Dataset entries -
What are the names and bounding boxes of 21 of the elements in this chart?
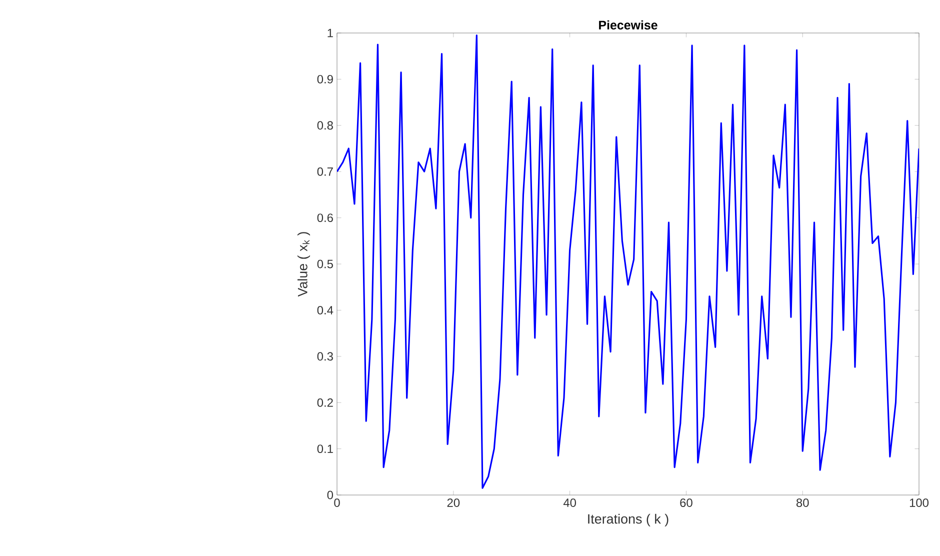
line-series (337, 34, 920, 489)
y-tick-label: 0.2 (317, 398, 333, 407)
y-tick-label: 0.7 (317, 167, 333, 176)
y-axis-title: Value ( x$_{k}$ ) (297, 232, 310, 297)
chart-title: Piecewise (599, 20, 658, 30)
y-tick-label: 0.6 (317, 214, 333, 222)
y-tick-label: 0 (327, 490, 334, 500)
x-tick-label: 40 (563, 498, 576, 507)
y-tick-label: 0.1 (317, 444, 333, 454)
x-tick-label: 80 (796, 498, 809, 507)
x-tick-label: 60 (680, 498, 692, 507)
y-tick-label: 0.3 (317, 352, 333, 361)
x-axis-title: Iterations ( k ) (588, 514, 668, 526)
y-tick-label: 0.8 (317, 121, 333, 130)
x-tick-label: 0 (334, 498, 340, 507)
y-tick-label: 0.9 (317, 74, 333, 84)
x-tick-label: 20 (447, 498, 460, 507)
y-tick-label: 1 (328, 28, 333, 38)
y-tick-label: 0.4 (317, 306, 334, 314)
x-tick-label: 100 (910, 498, 929, 507)
y-tick-label: 0.5 (317, 260, 333, 268)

Job -
Rewrite the entries above, changing every "y-tick-label" to "vertical-tick-label" and keeping everything else the same. Omit the pictures from your answer.

Answer in full -
What are the names and bounding boxes of 21 of the elements in this chart?
line-series (337, 34, 920, 489)
vertical-tick-label: 0.2 (317, 398, 333, 407)
vertical-tick-label: 0.7 (317, 167, 333, 176)
y-axis-title: Value ( x$_{k}$ ) (297, 232, 310, 297)
chart-title: Piecewise (599, 20, 658, 30)
vertical-tick-label: 0.6 (317, 214, 333, 222)
vertical-tick-label: 0 (327, 490, 334, 500)
x-tick-label: 40 (563, 498, 576, 507)
vertical-tick-label: 0.1 (317, 444, 333, 454)
x-tick-label: 80 (796, 498, 809, 507)
x-tick-label: 60 (680, 498, 692, 507)
vertical-tick-label: 0.3 (317, 352, 333, 361)
x-axis-title: Iterations ( k ) (588, 514, 668, 526)
vertical-tick-label: 0.8 (317, 121, 333, 130)
x-tick-label: 0 (334, 498, 340, 507)
vertical-tick-label: 0.9 (317, 74, 333, 84)
x-tick-label: 20 (447, 498, 460, 507)
vertical-tick-label: 1 (328, 28, 333, 38)
vertical-tick-label: 0.4 (317, 306, 334, 314)
x-tick-label: 100 (910, 498, 929, 507)
vertical-tick-label: 0.5 (317, 260, 333, 268)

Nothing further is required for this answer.